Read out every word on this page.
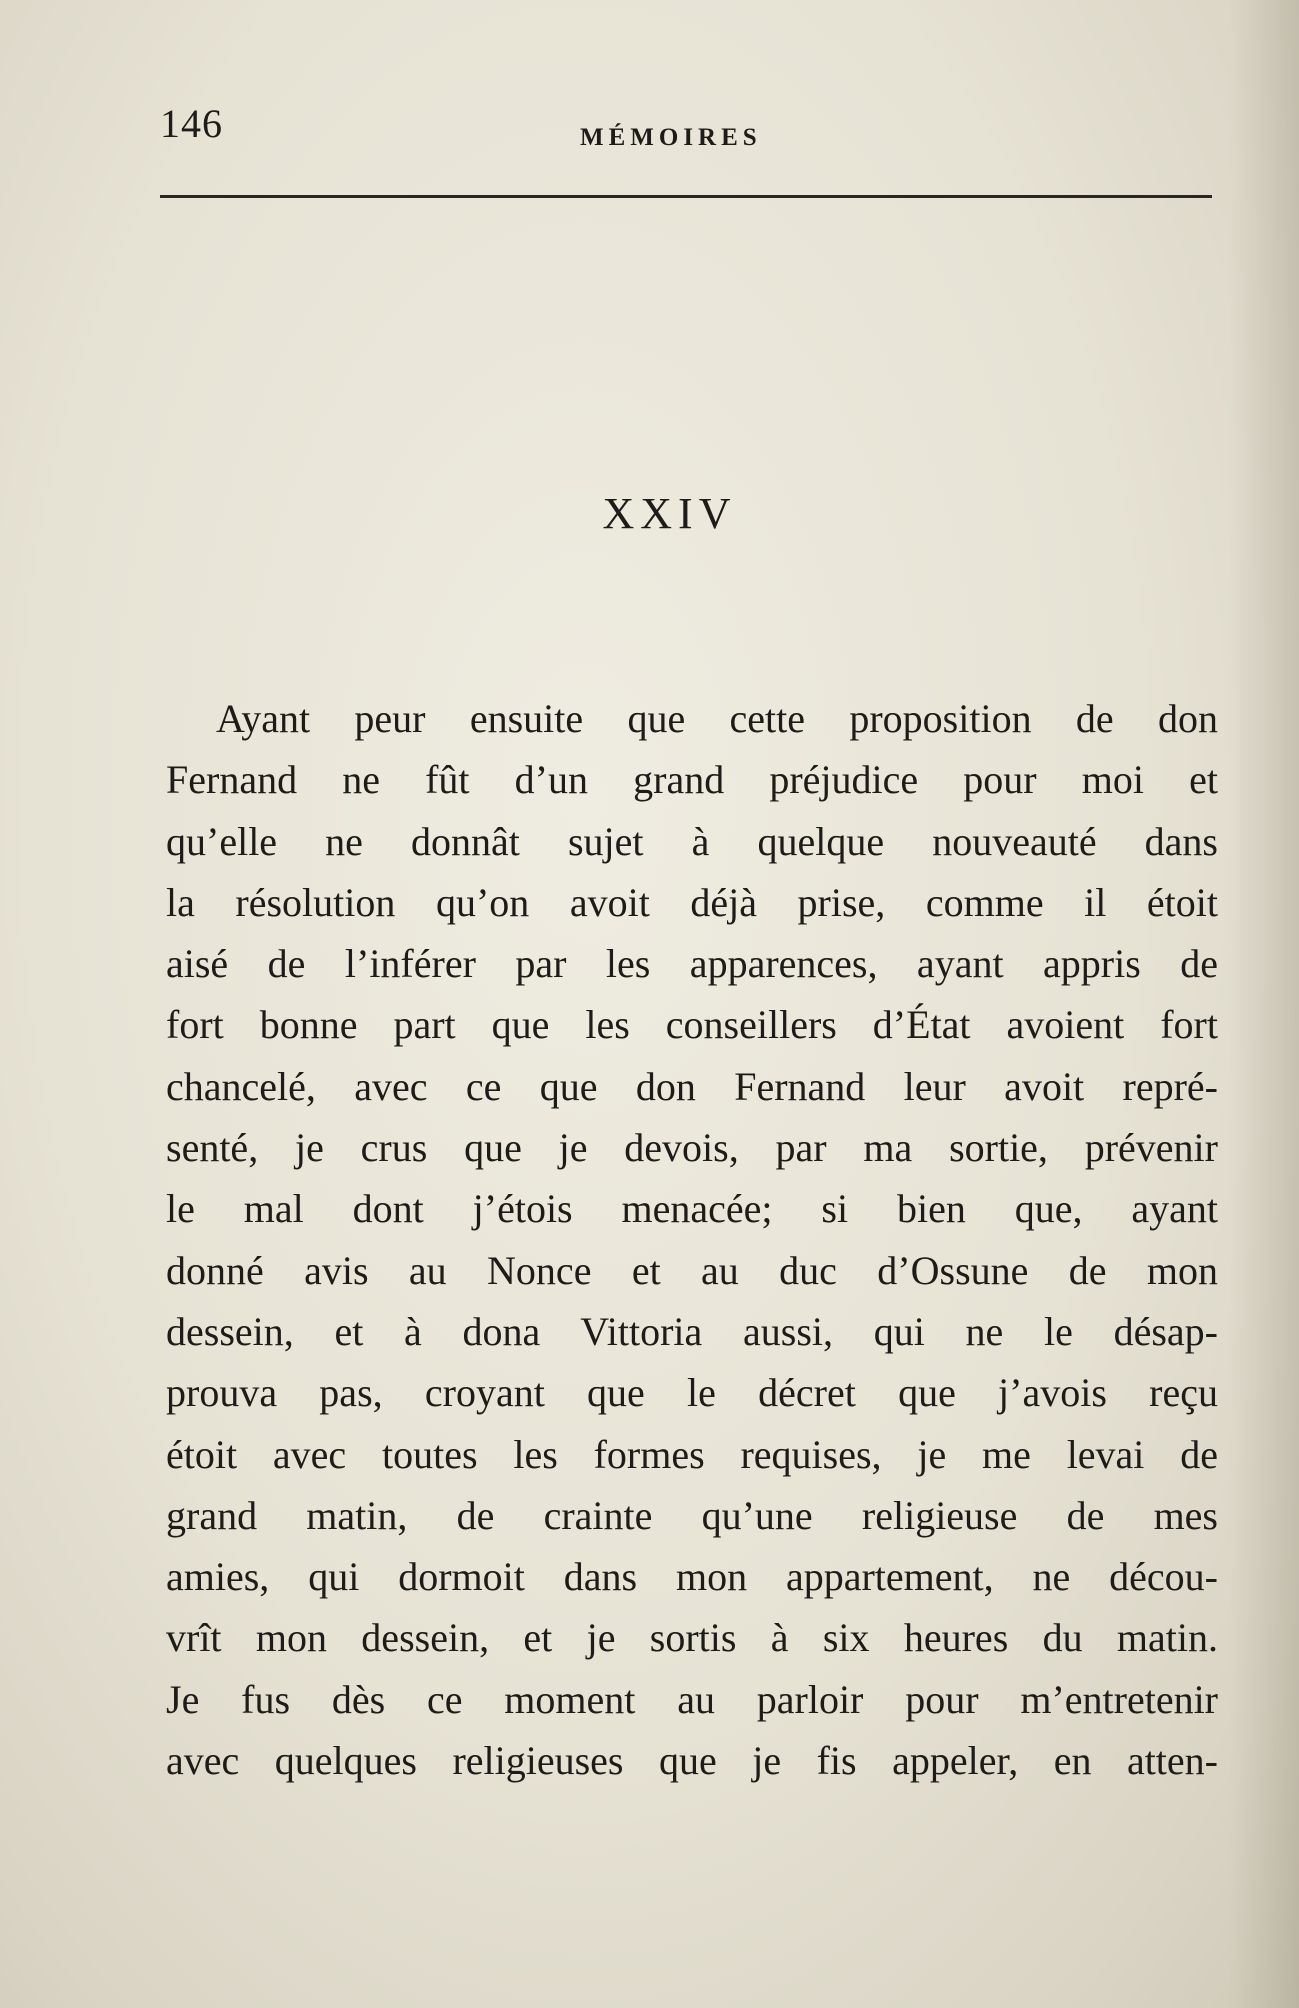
146	MÉMOIRES
XXIV
Ayant peur ensuite que cette proposition de don
Fernand ne fût d’un grand préjudice pour moi et
qu’elle ne donnât sujet à quelque nouveauté dans
la résolution qu’on avoit déjà prise, comme il étoit
aisé de l’inférer par les apparences, ayant appris de
fort bonne part que les conseillers d’État avoient fort
chancelé, avec ce que don Fernand leur avoit repré-
senté, je crus que je devois, par ma sortie, prévenir
le mal dont j’étois menacée; si bien que, ayant
donné avis au Nonce et au duc d’Ossune de mon
dessein, et à dona Vittoria aussi, qui ne le désap-
prouva pas, croyant que le décret que j’avois reçu
étoit avec toutes les formes requises, je me levai de
grand matin, de crainte qu’une religieuse de mes
amies, qui dormoit dans mon appartement, ne décou-
vrît mon dessein, et je sortis à six heures du matin.
Je fus dès ce moment au parloir pour m’entretenir
avec quelques religieuses que je fis appeler, en atten-
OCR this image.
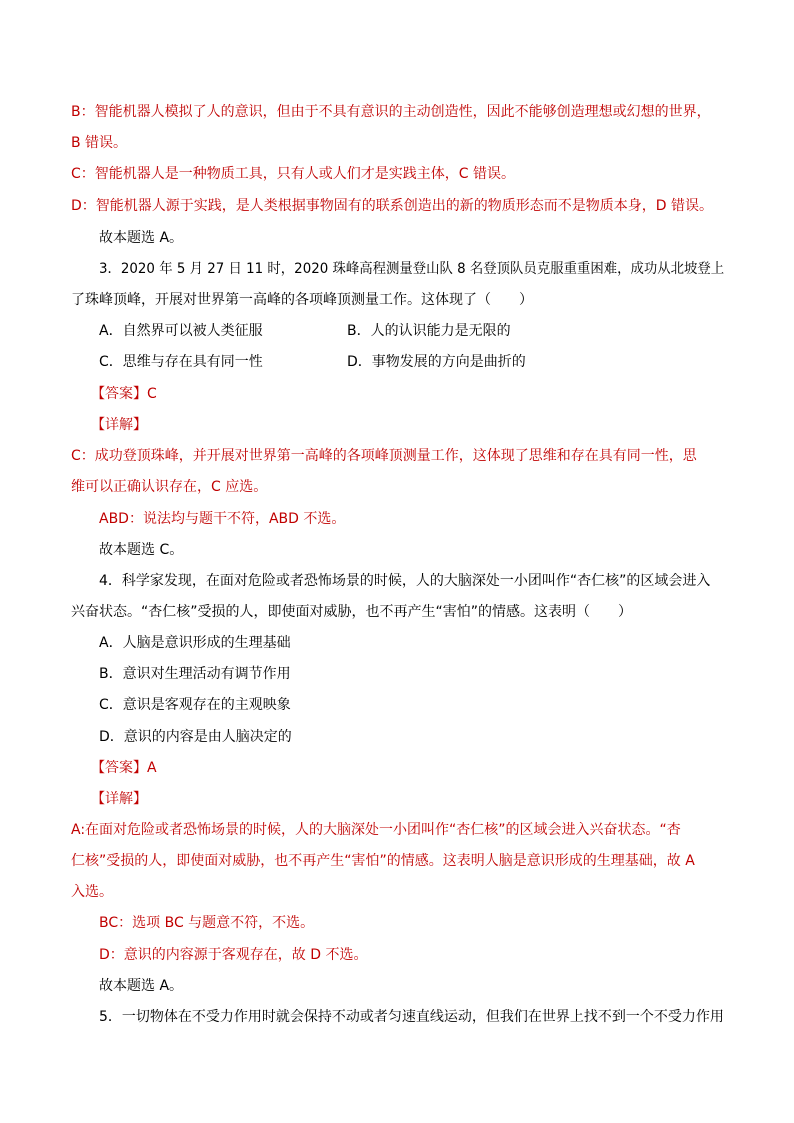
B：智能机器人模拟了人的意识，但由于不具有意识的主动创造性，因此不能够创造理想或幻想的世界，
B 错误。
C：智能机器人是一种物质工具，只有人或人们才是实践主体，C 错误。
D：智能机器人源于实践，是人类根据事物固有的联系创造出的新的物质形态而不是物质本身，D 错误。
故本题选 A。
3．2020 年 5 月 27 日 11 时，2020 珠峰高程测量登山队 8 名登顶队员克服重重困难，成功从北坡登上
了珠峰顶峰，开展对世界第一高峰的各项峰顶测量工作。这体现了（　　）
A．自然界可以被人类征服	B．人的认识能力是无限的
C．思维与存在具有同一性	D．事物发展的方向是曲折的
【答案】C
【详解】
C：成功登顶珠峰，并开展对世界第一高峰的各项峰顶测量工作，这体现了思维和存在具有同一性，思
维可以正确认识存在，C 应选。
ABD：说法均与题干不符，ABD 不选。
故本题选 C。
4．科学家发现，在面对危险或者恐怖场景的时候，人的大脑深处一小团叫作“杏仁核”的区域会进入
兴奋状态。“杏仁核”受损的人，即使面对威胁，也不再产生“害怕”的情感。这表明（　　）
A．人脑是意识形成的生理基础
B．意识对生理活动有调节作用
C．意识是客观存在的主观映象
D．意识的内容是由人脑决定的
【答案】A
【详解】
A:在面对危险或者恐怖场景的时候，人的大脑深处一小团叫作“杏仁核”的区域会进入兴奋状态。“杏
仁核”受损的人，即使面对威胁，也不再产生“害怕”的情感。这表明人脑是意识形成的生理基础，故 A
入选。
BC：选项 BC 与题意不符，不选。
D：意识的内容源于客观存在，故 D 不选。
故本题选 A。
5．一切物体在不受力作用时就会保持不动或者匀速直线运动，但我们在世界上找不到一个不受力作用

------------------------------------------------------------

Only a number is wanted: how many lines contain "人的大脑深处一小团叫作"?

• [Task result] 2